Text:
----

The first experimental conference call groups met without any technical assistance. When small (nine members) homogeneous groups were chosen and were given a chairman, and when a "midline" task (not very easy, not very difficult) was assigned, the groups worked quite well and effectively--they communicated easily and reached decisions--without technical assistance. However, when the task was made more difficult the general complaints about the unassisted system rose. Richard Remp who conducts the experiments, reports that the percentage of participants who indicated that they were "always" able to follow the discussion fell from to 48 percent on the easier task to 34 percent on the more demanding task. Similarly, the percentage of participants who indicated that they could get the floor "very easily" fell from 20 percent to 13 percent. While 17 percent of the participants characterized the discussion on the easier task is "very effective" in exploring the topic, only 6 percent of the participants on the more demanding task chose that description of the discussion. It was of particular interest that a fair number of the participants in both tasks spontaneously mentioned their need for a means of more clearly identifying the speaker.
Meanwhile, to test the basic notion that electronic equivalents could better serve our aims, the engineers followed my suggestion by developing a cue box, which is now being used in experimental conference calls in the telecommunication laboratory of the Center. The box might be said to simulate the conditions which would exist if touch-tone phones could be used for cueing. The cue box also provides a model of the technical assist that may be used if efforts to do without special assists fail, and its development has confirmed our main thesis-the value of a close, continuous dialogue across disciplines.
The first cue box was designed to provide a button, a switch, and two lights per participant. The button is to control one light which lets the chairman know that a participant wishes the floor without the request being carried verbally, which would interrupt the dialogue. The switch signals assent if pulled up and dissent if pulled down; the second light is used to register both feelings: short rapid flashes indicate approval (like applause); long flashes--dissent (like a boo). Each participant's cue box panel also has two lights for each other participant; thus each participant can see what all other participants feel and if any has requested the floor.

----

Aim 1:
According to the conference call text, what percentage of participants on the easier task said they could get the floor "very easily"?
The text has no connection to the rows that come after it.

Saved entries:
----

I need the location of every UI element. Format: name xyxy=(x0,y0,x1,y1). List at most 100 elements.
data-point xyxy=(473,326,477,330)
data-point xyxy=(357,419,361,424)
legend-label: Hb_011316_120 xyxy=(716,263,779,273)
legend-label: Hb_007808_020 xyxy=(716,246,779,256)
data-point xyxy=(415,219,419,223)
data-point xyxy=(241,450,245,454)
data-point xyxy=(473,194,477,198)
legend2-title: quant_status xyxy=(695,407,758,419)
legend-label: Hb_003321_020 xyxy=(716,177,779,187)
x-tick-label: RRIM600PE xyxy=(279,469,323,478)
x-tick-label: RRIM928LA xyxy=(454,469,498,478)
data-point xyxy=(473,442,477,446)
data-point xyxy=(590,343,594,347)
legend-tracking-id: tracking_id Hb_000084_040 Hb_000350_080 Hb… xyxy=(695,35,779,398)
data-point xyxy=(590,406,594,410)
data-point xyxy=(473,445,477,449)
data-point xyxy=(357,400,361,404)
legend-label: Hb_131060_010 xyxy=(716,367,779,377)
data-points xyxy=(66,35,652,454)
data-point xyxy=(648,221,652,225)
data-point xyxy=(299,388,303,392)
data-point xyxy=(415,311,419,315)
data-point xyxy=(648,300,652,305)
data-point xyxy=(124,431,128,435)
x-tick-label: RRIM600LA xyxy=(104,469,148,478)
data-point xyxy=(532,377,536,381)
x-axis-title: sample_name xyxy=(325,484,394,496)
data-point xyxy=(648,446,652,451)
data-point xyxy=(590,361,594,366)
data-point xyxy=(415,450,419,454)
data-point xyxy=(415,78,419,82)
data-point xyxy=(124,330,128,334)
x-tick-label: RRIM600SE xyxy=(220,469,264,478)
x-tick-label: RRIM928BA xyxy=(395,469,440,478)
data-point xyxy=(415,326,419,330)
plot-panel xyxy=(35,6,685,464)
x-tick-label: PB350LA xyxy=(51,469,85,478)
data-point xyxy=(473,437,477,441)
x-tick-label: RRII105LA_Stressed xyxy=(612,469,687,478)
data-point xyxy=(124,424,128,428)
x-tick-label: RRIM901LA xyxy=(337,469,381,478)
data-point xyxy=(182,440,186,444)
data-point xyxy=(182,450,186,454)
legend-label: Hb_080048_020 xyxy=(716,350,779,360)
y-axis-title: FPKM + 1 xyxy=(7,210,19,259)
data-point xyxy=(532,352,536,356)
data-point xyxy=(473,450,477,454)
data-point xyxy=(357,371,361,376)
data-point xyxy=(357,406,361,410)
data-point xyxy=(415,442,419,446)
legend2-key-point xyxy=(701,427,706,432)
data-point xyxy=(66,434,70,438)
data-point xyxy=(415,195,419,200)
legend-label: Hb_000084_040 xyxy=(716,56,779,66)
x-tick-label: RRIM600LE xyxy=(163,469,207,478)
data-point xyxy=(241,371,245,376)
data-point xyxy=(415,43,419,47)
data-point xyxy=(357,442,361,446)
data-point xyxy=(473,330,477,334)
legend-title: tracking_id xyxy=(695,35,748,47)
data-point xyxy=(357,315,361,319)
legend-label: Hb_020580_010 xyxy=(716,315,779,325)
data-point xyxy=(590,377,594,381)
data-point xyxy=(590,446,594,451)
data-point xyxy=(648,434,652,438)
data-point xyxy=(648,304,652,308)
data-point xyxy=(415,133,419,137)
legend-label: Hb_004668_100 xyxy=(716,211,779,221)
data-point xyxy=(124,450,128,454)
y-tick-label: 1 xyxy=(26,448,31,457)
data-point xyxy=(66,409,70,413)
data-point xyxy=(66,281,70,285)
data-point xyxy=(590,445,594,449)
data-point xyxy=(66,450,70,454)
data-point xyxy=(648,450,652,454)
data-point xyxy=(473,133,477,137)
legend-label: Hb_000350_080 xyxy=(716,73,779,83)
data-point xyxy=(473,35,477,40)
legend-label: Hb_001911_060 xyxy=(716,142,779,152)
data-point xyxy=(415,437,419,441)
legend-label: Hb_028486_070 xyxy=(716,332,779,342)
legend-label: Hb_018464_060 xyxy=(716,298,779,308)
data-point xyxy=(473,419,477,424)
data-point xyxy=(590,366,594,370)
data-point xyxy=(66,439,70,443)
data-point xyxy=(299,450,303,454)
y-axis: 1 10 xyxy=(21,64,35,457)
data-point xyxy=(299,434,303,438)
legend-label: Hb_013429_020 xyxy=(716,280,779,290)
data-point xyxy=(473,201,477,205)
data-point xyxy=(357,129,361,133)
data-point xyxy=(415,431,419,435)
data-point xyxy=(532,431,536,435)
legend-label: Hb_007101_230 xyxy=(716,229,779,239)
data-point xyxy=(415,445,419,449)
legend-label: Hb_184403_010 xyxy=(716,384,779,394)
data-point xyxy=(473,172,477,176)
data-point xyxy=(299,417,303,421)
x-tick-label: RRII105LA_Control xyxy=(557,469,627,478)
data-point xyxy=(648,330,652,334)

----

Aim 2:
Return the Saved entries rows verbatim, from the first row through the row containing "x-tick-label: RRIM600PE xyxy=(279,469,323,478)", inclusive.

Correct response 1:
20 percent

Correct response 2:
I need the location of every UI element. Format: name xyxy=(x0,y0,x1,y1). List at most 100 elements.
data-point xyxy=(473,326,477,330)
data-point xyxy=(357,419,361,424)
legend-label: Hb_011316_120 xyxy=(716,263,779,273)
legend-label: Hb_007808_020 xyxy=(716,246,779,256)
data-point xyxy=(415,219,419,223)
data-point xyxy=(241,450,245,454)
data-point xyxy=(473,194,477,198)
legend2-title: quant_status xyxy=(695,407,758,419)
legend-label: Hb_003321_020 xyxy=(716,177,779,187)
x-tick-label: RRIM600PE xyxy=(279,469,323,478)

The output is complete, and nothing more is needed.